━━━━━ Text excerpt

- Conference: Skyline Conference
- Record: 3–7 (2–5 Skyline)
- Head coach: Ev Faunce (4th season);
- Home stadium: Romney Stadium

= 1958 Utah State Aggies football team =

American college football season

The 1958 Utah State Aggies football team was an American football team that represented Utah State University in the Skyline Conference during the 1958 college football season. In their fourth season under head coach Ev Faunce, the Aggies compiled a 3–7 record (2–5 against Skyline opponents), tied for sixth in the Skyline Conference, and were outscored by opponents by a total of 188 to 123.

━━━━━━━━━━

= About this task =
In the football team text, copy out the stretch from "- Conference: Skyline" through "188 to 123.", substituting "nineteen fifty-eight" for each "1958".

━━━━━ Dataset extract

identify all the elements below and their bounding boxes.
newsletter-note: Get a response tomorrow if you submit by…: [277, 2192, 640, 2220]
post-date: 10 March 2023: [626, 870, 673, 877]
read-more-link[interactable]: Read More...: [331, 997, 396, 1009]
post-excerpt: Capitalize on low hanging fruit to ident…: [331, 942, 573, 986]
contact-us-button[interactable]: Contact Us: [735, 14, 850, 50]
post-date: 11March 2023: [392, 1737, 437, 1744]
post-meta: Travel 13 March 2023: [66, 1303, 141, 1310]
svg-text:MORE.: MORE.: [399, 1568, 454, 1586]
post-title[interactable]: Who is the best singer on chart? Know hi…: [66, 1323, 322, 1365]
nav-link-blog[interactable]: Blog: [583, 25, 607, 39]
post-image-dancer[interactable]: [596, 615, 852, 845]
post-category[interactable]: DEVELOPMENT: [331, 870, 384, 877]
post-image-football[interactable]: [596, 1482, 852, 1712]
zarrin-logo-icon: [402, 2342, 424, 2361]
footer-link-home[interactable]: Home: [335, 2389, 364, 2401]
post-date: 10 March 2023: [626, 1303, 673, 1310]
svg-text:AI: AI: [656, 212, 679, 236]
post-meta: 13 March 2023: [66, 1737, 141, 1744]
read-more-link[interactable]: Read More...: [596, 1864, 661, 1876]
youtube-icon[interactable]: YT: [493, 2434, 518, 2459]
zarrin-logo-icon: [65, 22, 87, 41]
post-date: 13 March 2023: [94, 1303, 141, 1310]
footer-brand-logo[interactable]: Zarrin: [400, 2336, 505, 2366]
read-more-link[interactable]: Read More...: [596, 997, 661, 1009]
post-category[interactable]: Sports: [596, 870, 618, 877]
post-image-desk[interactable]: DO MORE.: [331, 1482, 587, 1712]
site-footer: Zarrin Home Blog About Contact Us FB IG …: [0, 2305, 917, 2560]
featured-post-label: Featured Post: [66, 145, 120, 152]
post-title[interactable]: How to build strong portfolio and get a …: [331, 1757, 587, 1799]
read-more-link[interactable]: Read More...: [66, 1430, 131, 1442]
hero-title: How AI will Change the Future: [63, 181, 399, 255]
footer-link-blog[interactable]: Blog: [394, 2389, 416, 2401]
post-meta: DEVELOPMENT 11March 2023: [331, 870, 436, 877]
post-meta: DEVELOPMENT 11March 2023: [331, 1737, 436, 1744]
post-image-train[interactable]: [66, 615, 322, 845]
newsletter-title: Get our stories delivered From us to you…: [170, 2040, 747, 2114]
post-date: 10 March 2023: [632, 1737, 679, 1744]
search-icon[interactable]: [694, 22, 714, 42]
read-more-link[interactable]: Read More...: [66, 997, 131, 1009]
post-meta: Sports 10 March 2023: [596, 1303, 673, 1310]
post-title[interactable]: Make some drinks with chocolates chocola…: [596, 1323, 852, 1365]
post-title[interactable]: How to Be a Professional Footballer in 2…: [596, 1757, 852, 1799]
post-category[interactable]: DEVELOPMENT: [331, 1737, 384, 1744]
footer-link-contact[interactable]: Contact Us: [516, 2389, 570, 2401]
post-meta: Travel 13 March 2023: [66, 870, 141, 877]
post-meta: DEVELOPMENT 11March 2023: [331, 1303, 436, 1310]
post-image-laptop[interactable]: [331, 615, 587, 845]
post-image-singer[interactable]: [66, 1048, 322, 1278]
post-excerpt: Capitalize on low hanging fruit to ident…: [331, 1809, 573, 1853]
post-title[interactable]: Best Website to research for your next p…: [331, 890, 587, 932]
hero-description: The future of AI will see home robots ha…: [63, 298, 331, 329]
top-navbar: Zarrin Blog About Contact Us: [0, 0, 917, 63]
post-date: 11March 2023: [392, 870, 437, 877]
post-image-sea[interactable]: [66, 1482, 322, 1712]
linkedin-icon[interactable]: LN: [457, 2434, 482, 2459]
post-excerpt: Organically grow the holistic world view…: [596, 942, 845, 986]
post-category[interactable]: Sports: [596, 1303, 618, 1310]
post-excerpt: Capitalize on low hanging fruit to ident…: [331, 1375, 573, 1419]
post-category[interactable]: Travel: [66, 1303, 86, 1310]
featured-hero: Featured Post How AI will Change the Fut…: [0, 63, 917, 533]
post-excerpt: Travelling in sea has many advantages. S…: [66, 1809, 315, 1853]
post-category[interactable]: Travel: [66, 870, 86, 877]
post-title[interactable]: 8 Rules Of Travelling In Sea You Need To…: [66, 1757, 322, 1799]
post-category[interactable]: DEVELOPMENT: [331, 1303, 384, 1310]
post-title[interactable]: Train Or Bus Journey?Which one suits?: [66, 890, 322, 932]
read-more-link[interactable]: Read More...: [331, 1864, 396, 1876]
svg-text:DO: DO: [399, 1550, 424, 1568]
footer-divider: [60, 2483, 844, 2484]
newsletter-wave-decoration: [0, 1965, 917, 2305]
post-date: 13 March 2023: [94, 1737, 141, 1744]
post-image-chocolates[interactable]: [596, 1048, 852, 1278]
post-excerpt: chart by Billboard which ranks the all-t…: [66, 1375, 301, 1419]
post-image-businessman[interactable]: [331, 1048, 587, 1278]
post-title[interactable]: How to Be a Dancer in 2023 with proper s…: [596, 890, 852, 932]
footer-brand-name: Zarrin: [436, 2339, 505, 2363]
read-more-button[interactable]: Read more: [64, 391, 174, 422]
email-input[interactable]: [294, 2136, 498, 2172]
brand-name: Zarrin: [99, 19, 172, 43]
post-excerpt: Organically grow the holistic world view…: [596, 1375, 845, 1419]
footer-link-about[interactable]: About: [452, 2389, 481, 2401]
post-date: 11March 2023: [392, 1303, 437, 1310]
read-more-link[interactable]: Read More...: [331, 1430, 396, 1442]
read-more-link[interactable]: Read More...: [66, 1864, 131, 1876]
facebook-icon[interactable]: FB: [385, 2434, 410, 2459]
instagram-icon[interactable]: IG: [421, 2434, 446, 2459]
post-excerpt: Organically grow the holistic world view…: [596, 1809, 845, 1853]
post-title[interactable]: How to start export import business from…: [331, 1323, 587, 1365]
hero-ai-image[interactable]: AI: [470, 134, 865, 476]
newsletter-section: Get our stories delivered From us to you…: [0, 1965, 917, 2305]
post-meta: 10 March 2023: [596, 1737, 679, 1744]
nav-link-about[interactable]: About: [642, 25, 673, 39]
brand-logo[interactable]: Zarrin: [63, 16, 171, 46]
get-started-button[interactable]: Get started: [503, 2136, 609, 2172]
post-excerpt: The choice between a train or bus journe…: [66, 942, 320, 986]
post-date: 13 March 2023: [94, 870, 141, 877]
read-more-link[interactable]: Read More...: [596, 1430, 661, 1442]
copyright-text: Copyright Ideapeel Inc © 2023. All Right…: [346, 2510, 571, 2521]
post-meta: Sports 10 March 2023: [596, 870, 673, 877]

━━━━━━━━━━

= The completed task =
- Conference: Skyline Conference
- Record: 3–7 (2–5 Skyline)
- Head coach: Ev Faunce (4th season);
- Home stadium: Romney Stadium

= nineteen fifty-eight Utah State Aggies football team =

American college football season

The nineteen fifty-eight Utah State Aggies football team was an American football team that represented Utah State University in the Skyline Conference during the nineteen fifty-eight college football season. In their fourth season under head coach Ev Faunce, the Aggies compiled a 3–7 record (2–5 against Skyline opponents), tied for sixth in the Skyline Conference, and were outscored by opponents by a total of 188 to 123.